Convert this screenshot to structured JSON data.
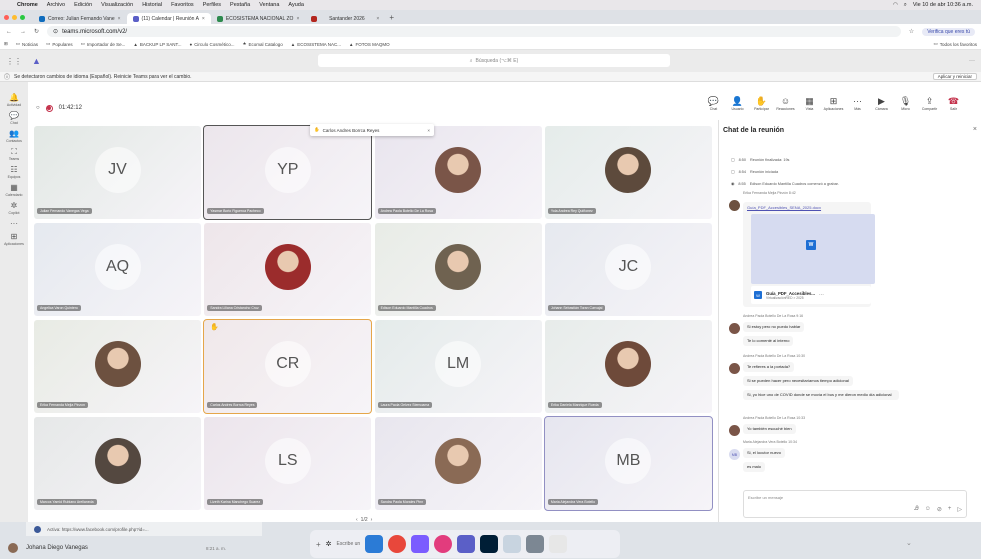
{
  "menubar": {
    "app": "Chrome",
    "items": [
      "Archivo",
      "Edición",
      "Visualización",
      "Historial",
      "Favoritos",
      "Perfiles",
      "Pestaña",
      "Ventana",
      "Ayuda"
    ],
    "clock": "Vie 10 de abr 10:36 a.m."
  },
  "tabs": [
    {
      "label": "Correo: Julian Fernando Vane",
      "color": "#0f6cbd"
    },
    {
      "label": "(11) Calendar | Reunión A",
      "color": "#5b5fc7"
    },
    {
      "label": "ECOSISTEMA NACIONAL ZO",
      "color": "#2d8a4e"
    },
    {
      "label": "Santander 2026",
      "color": "#b3261e"
    }
  ],
  "address": {
    "url": "teams.microsoft.com/v2/",
    "verify_label": "Verifica que eres tú"
  },
  "bookmarks": {
    "items": [
      "Noticias",
      "Populares",
      "Importador de Se...",
      "BACKUP LP SANT...",
      "Circulo Cosmético...",
      "Ecomal Catalogo",
      "ECOSISTEMA NAC...",
      "FOTOS MAQMO"
    ],
    "all": "Todos los favoritos"
  },
  "teams": {
    "search_placeholder": "Búsqueda (⌥⌘ E)",
    "notice": "Se detectaron cambios de idioma (Español). Reinicie Teams para ver el cambio.",
    "notice_button": "Aplicar y reiniciar"
  },
  "rail": [
    {
      "label": "Actividad",
      "icon": "bell-icon",
      "glyph": "🔔"
    },
    {
      "label": "Chat",
      "icon": "chat-icon",
      "glyph": "💬"
    },
    {
      "label": "Contactos",
      "icon": "people-icon",
      "glyph": "👥"
    },
    {
      "label": "Teams",
      "icon": "teams-icon",
      "glyph": "⛶"
    },
    {
      "label": "Equipos",
      "icon": "team-icon",
      "glyph": "☷"
    },
    {
      "label": "Calendario",
      "icon": "calendar-icon",
      "glyph": "▦"
    },
    {
      "label": "Copilot",
      "icon": "copilot-icon",
      "glyph": "✲"
    },
    {
      "label": "",
      "icon": "more-icon",
      "glyph": "···"
    },
    {
      "label": "Aplicaciones",
      "icon": "apps-icon",
      "glyph": "⊞"
    }
  ],
  "meeting": {
    "timer": "01:42:12",
    "toast": "Carlos Andres Borrca Reyes",
    "pager": "1/2",
    "tools": [
      {
        "label": "Chat",
        "glyph": "💬",
        "name": "chat"
      },
      {
        "label": "Usuario",
        "glyph": "👤",
        "name": "people"
      },
      {
        "label": "Participar",
        "glyph": "✋",
        "name": "raise"
      },
      {
        "label": "Reacciones",
        "glyph": "☺",
        "name": "react"
      },
      {
        "label": "Vista",
        "glyph": "▦",
        "name": "view"
      },
      {
        "label": "Aplicaciones",
        "glyph": "⊞",
        "name": "apps"
      },
      {
        "label": "Más",
        "glyph": "···",
        "name": "more"
      },
      {
        "label": "Cámara",
        "glyph": "▶",
        "name": "camera"
      },
      {
        "label": "Micro",
        "glyph": "🎙",
        "name": "mic"
      },
      {
        "label": "Compartir",
        "glyph": "⇪",
        "name": "share"
      },
      {
        "label": "Salir",
        "glyph": "☎",
        "name": "leave"
      }
    ]
  },
  "participants": [
    {
      "name": "Julian Fernando Vanegas Vega",
      "initials": "JV",
      "bg": "#e2e8e4"
    },
    {
      "name": "Yasmar Borio Figueroa Pacheco",
      "initials": "YP",
      "bg": "#ece6ec"
    },
    {
      "name": "Andrea Paola Botello De La Rosa",
      "photo": "#7a5548",
      "bg": "#e9e5ee"
    },
    {
      "name": "Yola Andrea Rey Quiñonez",
      "photo": "#5d4a3c",
      "bg": "#e5ecea"
    },
    {
      "name": "Angelica Varon Quintero",
      "initials": "AQ",
      "bg": "#e5e9ef"
    },
    {
      "name": "Sandra Liliana Cristancho Cruz",
      "photo": "#9b2c2c",
      "bg": "#eee6ea"
    },
    {
      "name": "Edison Eduardo Mantilla Cuadros",
      "photo": "#6f6250",
      "bg": "#e8ece6"
    },
    {
      "name": "Johann Sebastián Toran Carvajal",
      "initials": "JC",
      "bg": "#e6e9ef"
    },
    {
      "name": "Erika Fernanda Mejia Pinzon",
      "photo": "#6d5140",
      "bg": "#e8ebe4"
    },
    {
      "name": "Carlos Andres Borrca Reyes",
      "initials": "CR",
      "bg": "#f0e8ea"
    },
    {
      "name": "Laura Paola Gelvez Stemoama",
      "initials": "LM",
      "bg": "#e4ebea"
    },
    {
      "name": "Erika Daniela Manrique Rueda",
      "photo": "#6e4a3a",
      "bg": "#e7ecea"
    },
    {
      "name": "Marcos Yamid Rubiano Arellaneda",
      "photo": "#544840",
      "bg": "#e6e8e8"
    },
    {
      "name": "Lizeth Karina Manchego Suarez",
      "initials": "LS",
      "bg": "#ece5ec"
    },
    {
      "name": "Sandra Paola Morales Pinn",
      "photo": "#8a6a55",
      "bg": "#e8e6ee"
    },
    {
      "name": "Maria Alejandra Vera Botello",
      "initials": "MB",
      "bg": "#e6e6ef"
    }
  ],
  "chat": {
    "title": "Chat de la reunión",
    "events": [
      {
        "time": "8:50",
        "text": "Reunión finalizada: 19s"
      },
      {
        "time": "8:54",
        "text": "Reunión iniciada"
      },
      {
        "time": "8:55",
        "text": "Edison Eduardo Mantilla Cuadros comenzó a grabar."
      }
    ],
    "file_sender": "Erika Fernanda Mejia Pinzón 8:42",
    "file_link": "Guía_PDF_Accesibles_SENA_2025.docx",
    "file_name": "Guía_PDF_Accesibles...",
    "file_sub": "VirtualizaciónRED > 2025",
    "msgs": [
      {
        "sender": "Andrea Paola Botello De La Rosa 9:16",
        "lines": [
          "Si estoy pero no puedo hablar",
          "Te lo comenté al interno"
        ],
        "avatar": "#7a5548"
      },
      {
        "sender": "Andrea Paola Botello De La Rosa 10:30",
        "lines": [
          "Te refieres a la portada?",
          "Si se pueden hacer pero necesitaríamos tiempo adicional",
          "Si, yo hice uno de COVID donde se movía el bus y me dieron medio día adicional"
        ],
        "avatar": "#7a5548"
      },
      {
        "sender": "Andrea Paola Botello De La Rosa 10:33",
        "lines": [
          "Yo también escuché bien"
        ],
        "avatar": "#7a5548"
      },
      {
        "sender": "Maria Alejandra Vera Botello 10:34",
        "lines": [
          "Si, el locutor nuevo",
          "es malo"
        ],
        "avatar_initials": "MB"
      }
    ],
    "compose_placeholder": "Escribe un mensaje"
  },
  "taskbar": {
    "notif_url": "Activa: https://www.facebook.com/profile.php?id=...",
    "notif_name": "Johana Diego Vanegas",
    "notif_time": "8:21 a. m.",
    "write_label": "Escribe un"
  }
}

Instructions to follow: Print out the lines exactly, skipping any picture.

Solution below:
Convert this screenshot to structured JSON data.
{
  "menubar": {
    "app": "Chrome",
    "items": [
      "Archivo",
      "Edición",
      "Visualización",
      "Historial",
      "Favoritos",
      "Perfiles",
      "Pestaña",
      "Ventana",
      "Ayuda"
    ],
    "clock": "Vie 10 de abr 10:36 a.m."
  },
  "tabs": [
    {
      "label": "Correo: Julian Fernando Vane",
      "color": "#0f6cbd"
    },
    {
      "label": "(11) Calendar | Reunión A",
      "color": "#5b5fc7"
    },
    {
      "label": "ECOSISTEMA NACIONAL ZO",
      "color": "#2d8a4e"
    },
    {
      "label": "Santander 2026",
      "color": "#b3261e"
    }
  ],
  "address": {
    "url": "teams.microsoft.com/v2/",
    "verify_label": "Verifica que eres tú"
  },
  "bookmarks": {
    "items": [
      "Noticias",
      "Populares",
      "Importador de Se...",
      "BACKUP LP SANT...",
      "Circulo Cosmético...",
      "Ecomal Catalogo",
      "ECOSISTEMA NAC...",
      "FOTOS MAQMO"
    ],
    "all": "Todos los favoritos"
  },
  "teams": {
    "search_placeholder": "Búsqueda (⌥⌘ E)",
    "notice": "Se detectaron cambios de idioma (Español). Reinicie Teams para ver el cambio.",
    "notice_button": "Aplicar y reiniciar"
  },
  "rail": [
    {
      "label": "Actividad",
      "icon": "bell-icon",
      "glyph": "🔔"
    },
    {
      "label": "Chat",
      "icon": "chat-icon",
      "glyph": "💬"
    },
    {
      "label": "Contactos",
      "icon": "people-icon",
      "glyph": "👥"
    },
    {
      "label": "Teams",
      "icon": "teams-icon",
      "glyph": "⛶"
    },
    {
      "label": "Equipos",
      "icon": "team-icon",
      "glyph": "☷"
    },
    {
      "label": "Calendario",
      "icon": "calendar-icon",
      "glyph": "▦"
    },
    {
      "label": "Copilot",
      "icon": "copilot-icon",
      "glyph": "✲"
    },
    {
      "label": "",
      "icon": "more-icon",
      "glyph": "···"
    },
    {
      "label": "Aplicaciones",
      "icon": "apps-icon",
      "glyph": "⊞"
    }
  ],
  "meeting": {
    "timer": "01:42:12",
    "toast": "Carlos Andres Borrca Reyes",
    "pager": "1/2",
    "tools": [
      {
        "label": "Chat",
        "glyph": "💬",
        "name": "chat"
      },
      {
        "label": "Usuario",
        "glyph": "👤",
        "name": "people"
      },
      {
        "label": "Participar",
        "glyph": "✋",
        "name": "raise"
      },
      {
        "label": "Reacciones",
        "glyph": "☺",
        "name": "react"
      },
      {
        "label": "Vista",
        "glyph": "▦",
        "name": "view"
      },
      {
        "label": "Aplicaciones",
        "glyph": "⊞",
        "name": "apps"
      },
      {
        "label": "Más",
        "glyph": "···",
        "name": "more"
      },
      {
        "label": "Cámara",
        "glyph": "▶",
        "name": "camera"
      },
      {
        "label": "Micro",
        "glyph": "🎙",
        "name": "mic"
      },
      {
        "label": "Compartir",
        "glyph": "⇪",
        "name": "share"
      },
      {
        "label": "Salir",
        "glyph": "☎",
        "name": "leave"
      }
    ]
  },
  "participants": [
    {
      "name": "Julian Fernando Vanegas Vega",
      "initials": "JV",
      "bg": "#e2e8e4"
    },
    {
      "name": "Yasmar Borio Figueroa Pacheco",
      "initials": "YP",
      "bg": "#ece6ec"
    },
    {
      "name": "Andrea Paola Botello De La Rosa",
      "photo": "#7a5548",
      "bg": "#e9e5ee"
    },
    {
      "name": "Yola Andrea Rey Quiñonez",
      "photo": "#5d4a3c",
      "bg": "#e5ecea"
    },
    {
      "name": "Angelica Varon Quintero",
      "initials": "AQ",
      "bg": "#e5e9ef"
    },
    {
      "name": "Sandra Liliana Cristancho Cruz",
      "photo": "#9b2c2c",
      "bg": "#eee6ea"
    },
    {
      "name": "Edison Eduardo Mantilla Cuadros",
      "photo": "#6f6250",
      "bg": "#e8ece6"
    },
    {
      "name": "Johann Sebastián Toran Carvajal",
      "initials": "JC",
      "bg": "#e6e9ef"
    },
    {
      "name": "Erika Fernanda Mejia Pinzon",
      "photo": "#6d5140",
      "bg": "#e8ebe4"
    },
    {
      "name": "Carlos Andres Borrca Reyes",
      "initials": "CR",
      "bg": "#f0e8ea"
    },
    {
      "name": "Laura Paola Gelvez Stemoama",
      "initials": "LM",
      "bg": "#e4ebea"
    },
    {
      "name": "Erika Daniela Manrique Rueda",
      "photo": "#6e4a3a",
      "bg": "#e7ecea"
    },
    {
      "name": "Marcos Yamid Rubiano Arellaneda",
      "photo": "#544840",
      "bg": "#e6e8e8"
    },
    {
      "name": "Lizeth Karina Manchego Suarez",
      "initials": "LS",
      "bg": "#ece5ec"
    },
    {
      "name": "Sandra Paola Morales Pinn",
      "photo": "#8a6a55",
      "bg": "#e8e6ee"
    },
    {
      "name": "Maria Alejandra Vera Botello",
      "initials": "MB",
      "bg": "#e6e6ef"
    }
  ],
  "chat": {
    "title": "Chat de la reunión",
    "events": [
      {
        "time": "8:50",
        "text": "Reunión finalizada: 19s"
      },
      {
        "time": "8:54",
        "text": "Reunión iniciada"
      },
      {
        "time": "8:55",
        "text": "Edison Eduardo Mantilla Cuadros comenzó a grabar."
      }
    ],
    "file_sender": "Erika Fernanda Mejia Pinzón 8:42",
    "file_link": "Guía_PDF_Accesibles_SENA_2025.docx",
    "file_name": "Guía_PDF_Accesibles...",
    "file_sub": "VirtualizaciónRED > 2025",
    "msgs": [
      {
        "sender": "Andrea Paola Botello De La Rosa 9:16",
        "lines": [
          "Si estoy pero no puedo hablar",
          "Te lo comenté al interno"
        ],
        "avatar": "#7a5548"
      },
      {
        "sender": "Andrea Paola Botello De La Rosa 10:30",
        "lines": [
          "Te refieres a la portada?",
          "Si se pueden hacer pero necesitaríamos tiempo adicional",
          "Si, yo hice uno de COVID donde se movía el bus y me dieron medio día adicional"
        ],
        "avatar": "#7a5548"
      },
      {
        "sender": "Andrea Paola Botello De La Rosa 10:33",
        "lines": [
          "Yo también escuché bien"
        ],
        "avatar": "#7a5548"
      },
      {
        "sender": "Maria Alejandra Vera Botello 10:34",
        "lines": [
          "Si, el locutor nuevo",
          "es malo"
        ],
        "avatar_initials": "MB"
      }
    ],
    "compose_placeholder": "Escribe un mensaje"
  },
  "taskbar": {
    "notif_url": "Activa: https://www.facebook.com/profile.php?id=...",
    "notif_name": "Johana Diego Vanegas",
    "notif_time": "8:21 a. m.",
    "write_label": "Escribe un"
  }
}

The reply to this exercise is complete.